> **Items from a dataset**
========================

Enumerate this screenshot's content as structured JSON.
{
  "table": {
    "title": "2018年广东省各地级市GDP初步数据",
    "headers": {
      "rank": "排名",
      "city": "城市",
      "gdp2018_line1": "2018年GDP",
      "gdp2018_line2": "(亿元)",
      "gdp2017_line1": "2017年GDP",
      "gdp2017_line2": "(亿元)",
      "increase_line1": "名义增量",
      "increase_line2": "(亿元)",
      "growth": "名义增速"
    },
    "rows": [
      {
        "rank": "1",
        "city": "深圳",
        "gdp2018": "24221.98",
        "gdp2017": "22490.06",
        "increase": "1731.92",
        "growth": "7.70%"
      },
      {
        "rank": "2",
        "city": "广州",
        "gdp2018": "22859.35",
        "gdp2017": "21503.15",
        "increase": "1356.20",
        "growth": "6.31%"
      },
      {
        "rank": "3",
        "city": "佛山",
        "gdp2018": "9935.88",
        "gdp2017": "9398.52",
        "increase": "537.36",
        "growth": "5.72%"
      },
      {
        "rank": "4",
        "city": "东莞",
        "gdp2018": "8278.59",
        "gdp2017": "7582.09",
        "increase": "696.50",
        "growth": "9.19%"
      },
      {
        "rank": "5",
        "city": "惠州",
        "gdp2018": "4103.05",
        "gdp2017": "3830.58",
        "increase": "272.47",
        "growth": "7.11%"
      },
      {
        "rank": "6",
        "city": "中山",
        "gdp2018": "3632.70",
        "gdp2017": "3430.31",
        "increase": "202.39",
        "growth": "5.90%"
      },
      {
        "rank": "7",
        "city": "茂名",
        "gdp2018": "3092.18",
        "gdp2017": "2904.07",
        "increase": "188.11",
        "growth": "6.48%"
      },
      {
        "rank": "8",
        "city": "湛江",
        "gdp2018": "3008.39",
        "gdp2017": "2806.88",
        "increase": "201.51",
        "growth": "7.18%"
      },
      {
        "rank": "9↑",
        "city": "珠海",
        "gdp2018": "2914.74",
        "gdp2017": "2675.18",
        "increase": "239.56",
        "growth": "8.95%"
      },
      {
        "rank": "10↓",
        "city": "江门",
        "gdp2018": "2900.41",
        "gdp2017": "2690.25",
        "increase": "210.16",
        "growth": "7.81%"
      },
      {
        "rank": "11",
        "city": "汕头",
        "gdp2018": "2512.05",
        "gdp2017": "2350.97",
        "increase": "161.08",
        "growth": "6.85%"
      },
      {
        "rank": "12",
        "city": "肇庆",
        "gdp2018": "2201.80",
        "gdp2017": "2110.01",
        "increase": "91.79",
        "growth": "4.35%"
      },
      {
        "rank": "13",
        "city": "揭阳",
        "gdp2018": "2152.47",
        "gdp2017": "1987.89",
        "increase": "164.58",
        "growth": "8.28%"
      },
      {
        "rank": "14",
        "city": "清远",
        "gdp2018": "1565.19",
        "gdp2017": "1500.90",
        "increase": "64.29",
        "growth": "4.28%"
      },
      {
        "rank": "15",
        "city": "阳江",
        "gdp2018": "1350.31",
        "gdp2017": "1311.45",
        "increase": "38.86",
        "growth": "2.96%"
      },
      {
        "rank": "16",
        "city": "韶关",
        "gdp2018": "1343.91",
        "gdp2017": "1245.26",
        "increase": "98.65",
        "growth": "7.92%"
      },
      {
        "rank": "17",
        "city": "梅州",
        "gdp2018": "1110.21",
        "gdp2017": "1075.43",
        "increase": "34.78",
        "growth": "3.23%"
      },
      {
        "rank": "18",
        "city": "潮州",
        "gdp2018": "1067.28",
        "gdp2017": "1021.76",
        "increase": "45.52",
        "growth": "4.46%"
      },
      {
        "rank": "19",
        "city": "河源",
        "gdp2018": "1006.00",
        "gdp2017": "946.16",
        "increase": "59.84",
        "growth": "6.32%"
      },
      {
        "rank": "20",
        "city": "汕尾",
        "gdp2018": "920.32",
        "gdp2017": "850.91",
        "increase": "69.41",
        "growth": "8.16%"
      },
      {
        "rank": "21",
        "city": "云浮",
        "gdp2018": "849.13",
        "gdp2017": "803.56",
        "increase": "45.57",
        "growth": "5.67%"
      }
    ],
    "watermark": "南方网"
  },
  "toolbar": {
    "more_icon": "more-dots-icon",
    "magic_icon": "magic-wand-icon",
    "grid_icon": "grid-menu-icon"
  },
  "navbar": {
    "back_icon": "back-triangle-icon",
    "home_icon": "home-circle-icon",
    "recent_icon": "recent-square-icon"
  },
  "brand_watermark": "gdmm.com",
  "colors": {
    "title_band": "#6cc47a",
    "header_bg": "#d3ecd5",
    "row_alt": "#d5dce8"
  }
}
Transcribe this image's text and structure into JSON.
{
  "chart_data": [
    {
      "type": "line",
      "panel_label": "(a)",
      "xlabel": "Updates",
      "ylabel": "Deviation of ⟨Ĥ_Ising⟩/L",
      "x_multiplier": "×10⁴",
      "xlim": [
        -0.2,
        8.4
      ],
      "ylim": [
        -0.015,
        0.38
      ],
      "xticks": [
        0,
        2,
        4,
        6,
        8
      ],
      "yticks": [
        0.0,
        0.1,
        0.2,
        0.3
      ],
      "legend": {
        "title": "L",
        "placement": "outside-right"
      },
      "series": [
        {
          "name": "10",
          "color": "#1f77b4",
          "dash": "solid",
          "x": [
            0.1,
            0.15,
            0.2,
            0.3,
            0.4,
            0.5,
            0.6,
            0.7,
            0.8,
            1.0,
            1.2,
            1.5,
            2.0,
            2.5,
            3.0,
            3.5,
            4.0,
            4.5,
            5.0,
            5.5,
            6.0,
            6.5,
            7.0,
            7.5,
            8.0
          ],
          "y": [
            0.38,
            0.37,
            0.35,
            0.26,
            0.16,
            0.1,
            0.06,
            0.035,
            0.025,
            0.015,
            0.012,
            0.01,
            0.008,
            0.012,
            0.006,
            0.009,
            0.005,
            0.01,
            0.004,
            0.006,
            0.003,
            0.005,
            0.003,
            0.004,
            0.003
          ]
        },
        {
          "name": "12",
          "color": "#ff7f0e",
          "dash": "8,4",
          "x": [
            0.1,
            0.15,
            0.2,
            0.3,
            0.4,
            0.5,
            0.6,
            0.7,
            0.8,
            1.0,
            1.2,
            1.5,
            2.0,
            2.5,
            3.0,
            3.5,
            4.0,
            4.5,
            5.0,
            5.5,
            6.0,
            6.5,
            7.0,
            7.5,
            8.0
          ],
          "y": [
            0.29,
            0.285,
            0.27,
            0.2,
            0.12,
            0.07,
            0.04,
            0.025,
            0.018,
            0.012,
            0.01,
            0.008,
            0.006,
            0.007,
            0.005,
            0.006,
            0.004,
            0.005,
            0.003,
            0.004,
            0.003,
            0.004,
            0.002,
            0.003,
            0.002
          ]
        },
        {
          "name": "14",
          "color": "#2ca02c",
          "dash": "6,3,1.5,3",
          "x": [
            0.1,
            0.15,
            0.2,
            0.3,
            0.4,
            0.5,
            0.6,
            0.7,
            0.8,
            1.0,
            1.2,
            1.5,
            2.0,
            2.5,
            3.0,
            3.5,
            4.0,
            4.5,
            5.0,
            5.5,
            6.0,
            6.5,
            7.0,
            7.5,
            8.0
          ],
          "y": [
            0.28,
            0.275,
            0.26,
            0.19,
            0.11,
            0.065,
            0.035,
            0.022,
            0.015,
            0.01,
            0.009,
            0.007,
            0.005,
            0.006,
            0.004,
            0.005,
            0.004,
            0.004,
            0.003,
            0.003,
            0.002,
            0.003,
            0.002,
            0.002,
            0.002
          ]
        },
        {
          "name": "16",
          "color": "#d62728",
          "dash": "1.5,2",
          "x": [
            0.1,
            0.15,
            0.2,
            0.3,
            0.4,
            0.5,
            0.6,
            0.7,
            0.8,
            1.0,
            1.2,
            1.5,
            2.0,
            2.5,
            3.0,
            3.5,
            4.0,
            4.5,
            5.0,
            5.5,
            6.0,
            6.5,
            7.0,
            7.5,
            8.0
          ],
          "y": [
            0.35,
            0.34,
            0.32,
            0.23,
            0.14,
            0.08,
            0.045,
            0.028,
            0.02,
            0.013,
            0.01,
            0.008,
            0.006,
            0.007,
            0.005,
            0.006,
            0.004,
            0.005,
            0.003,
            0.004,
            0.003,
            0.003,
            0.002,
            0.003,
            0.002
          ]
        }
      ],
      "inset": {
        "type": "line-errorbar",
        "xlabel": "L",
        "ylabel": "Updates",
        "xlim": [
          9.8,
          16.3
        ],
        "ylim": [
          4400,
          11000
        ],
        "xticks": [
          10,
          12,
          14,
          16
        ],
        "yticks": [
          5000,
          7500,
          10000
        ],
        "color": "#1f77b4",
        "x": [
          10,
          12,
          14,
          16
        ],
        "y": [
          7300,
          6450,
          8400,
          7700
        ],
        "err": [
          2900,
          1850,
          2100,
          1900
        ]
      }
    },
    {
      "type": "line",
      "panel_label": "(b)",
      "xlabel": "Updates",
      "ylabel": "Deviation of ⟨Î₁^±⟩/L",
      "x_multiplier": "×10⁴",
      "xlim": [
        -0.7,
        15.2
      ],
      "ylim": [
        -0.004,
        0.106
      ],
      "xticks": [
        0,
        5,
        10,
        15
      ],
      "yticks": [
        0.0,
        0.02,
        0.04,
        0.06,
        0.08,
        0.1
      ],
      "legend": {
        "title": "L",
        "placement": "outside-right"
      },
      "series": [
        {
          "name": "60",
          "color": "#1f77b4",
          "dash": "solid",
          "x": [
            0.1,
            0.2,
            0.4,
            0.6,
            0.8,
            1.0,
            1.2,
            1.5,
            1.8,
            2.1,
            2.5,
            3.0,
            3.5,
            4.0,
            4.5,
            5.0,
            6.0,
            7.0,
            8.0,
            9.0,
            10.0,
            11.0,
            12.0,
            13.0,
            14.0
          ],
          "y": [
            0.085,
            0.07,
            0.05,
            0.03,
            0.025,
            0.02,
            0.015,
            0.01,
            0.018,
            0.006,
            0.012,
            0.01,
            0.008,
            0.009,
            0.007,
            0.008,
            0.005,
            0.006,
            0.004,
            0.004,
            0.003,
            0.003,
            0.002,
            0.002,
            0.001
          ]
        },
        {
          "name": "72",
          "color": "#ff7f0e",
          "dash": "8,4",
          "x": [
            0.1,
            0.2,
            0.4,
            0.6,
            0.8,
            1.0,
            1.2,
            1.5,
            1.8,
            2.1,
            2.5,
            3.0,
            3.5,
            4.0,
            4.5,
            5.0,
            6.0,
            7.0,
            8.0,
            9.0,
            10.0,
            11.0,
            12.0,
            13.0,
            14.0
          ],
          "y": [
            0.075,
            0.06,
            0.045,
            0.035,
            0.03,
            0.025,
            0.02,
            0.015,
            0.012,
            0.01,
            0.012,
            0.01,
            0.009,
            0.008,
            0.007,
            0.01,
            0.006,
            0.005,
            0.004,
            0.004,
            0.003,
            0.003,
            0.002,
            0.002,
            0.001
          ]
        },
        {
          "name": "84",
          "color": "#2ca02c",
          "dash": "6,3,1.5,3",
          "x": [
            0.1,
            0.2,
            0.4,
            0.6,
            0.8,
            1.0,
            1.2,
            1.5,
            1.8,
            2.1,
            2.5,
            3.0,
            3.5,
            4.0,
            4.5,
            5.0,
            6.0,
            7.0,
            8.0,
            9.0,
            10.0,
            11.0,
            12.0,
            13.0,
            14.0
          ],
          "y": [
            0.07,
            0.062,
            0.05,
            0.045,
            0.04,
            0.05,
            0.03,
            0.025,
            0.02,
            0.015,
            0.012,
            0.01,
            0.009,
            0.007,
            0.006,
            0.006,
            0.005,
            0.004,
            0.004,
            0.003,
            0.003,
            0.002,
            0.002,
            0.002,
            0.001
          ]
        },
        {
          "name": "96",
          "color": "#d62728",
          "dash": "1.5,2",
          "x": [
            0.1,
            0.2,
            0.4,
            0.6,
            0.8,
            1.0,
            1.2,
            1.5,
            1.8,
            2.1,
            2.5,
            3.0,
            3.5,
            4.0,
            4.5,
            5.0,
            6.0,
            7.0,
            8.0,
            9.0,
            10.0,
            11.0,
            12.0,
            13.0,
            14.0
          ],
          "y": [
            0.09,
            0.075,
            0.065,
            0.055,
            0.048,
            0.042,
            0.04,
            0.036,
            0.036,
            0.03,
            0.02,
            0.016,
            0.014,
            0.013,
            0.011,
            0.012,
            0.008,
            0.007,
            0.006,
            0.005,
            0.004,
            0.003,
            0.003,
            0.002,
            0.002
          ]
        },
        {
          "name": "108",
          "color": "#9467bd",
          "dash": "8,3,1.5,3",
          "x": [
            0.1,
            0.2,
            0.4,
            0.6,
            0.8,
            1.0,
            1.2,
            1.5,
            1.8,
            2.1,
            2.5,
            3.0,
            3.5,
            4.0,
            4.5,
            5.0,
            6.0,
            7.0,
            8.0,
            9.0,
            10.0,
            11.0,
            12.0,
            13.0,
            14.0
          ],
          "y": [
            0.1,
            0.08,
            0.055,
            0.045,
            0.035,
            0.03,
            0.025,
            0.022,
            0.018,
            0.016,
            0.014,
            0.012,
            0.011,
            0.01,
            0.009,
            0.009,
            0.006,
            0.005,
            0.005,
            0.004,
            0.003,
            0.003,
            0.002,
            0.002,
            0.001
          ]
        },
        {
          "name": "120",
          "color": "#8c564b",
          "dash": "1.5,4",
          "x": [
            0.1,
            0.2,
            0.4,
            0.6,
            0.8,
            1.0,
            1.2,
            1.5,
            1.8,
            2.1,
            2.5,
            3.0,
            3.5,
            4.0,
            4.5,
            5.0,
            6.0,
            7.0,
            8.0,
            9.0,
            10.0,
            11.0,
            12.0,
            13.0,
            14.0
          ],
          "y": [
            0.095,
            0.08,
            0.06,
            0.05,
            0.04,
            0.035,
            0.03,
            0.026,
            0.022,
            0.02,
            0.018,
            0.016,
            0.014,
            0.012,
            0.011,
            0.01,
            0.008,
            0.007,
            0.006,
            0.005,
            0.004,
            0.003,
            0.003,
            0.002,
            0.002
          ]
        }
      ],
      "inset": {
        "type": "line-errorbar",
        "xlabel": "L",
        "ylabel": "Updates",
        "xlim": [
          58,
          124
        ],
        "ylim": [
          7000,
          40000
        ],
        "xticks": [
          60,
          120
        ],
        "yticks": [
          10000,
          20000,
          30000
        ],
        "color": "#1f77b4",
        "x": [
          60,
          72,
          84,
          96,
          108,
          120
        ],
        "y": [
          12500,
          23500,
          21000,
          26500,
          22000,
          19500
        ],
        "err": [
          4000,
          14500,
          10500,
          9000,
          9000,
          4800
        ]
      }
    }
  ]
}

========================

> **YOUR GOAL**
Which lines of the material contain the string "name"? List each of them.

> **SOLUTION TO THE PROBLEM**
          "name": "10",
          "name": "12",
          "name": "14",
          "name": "16",
          "name": "60",
          "name": "72",
          "name": "84",
          "name": "96",
          "name": "108",
          "name": "120",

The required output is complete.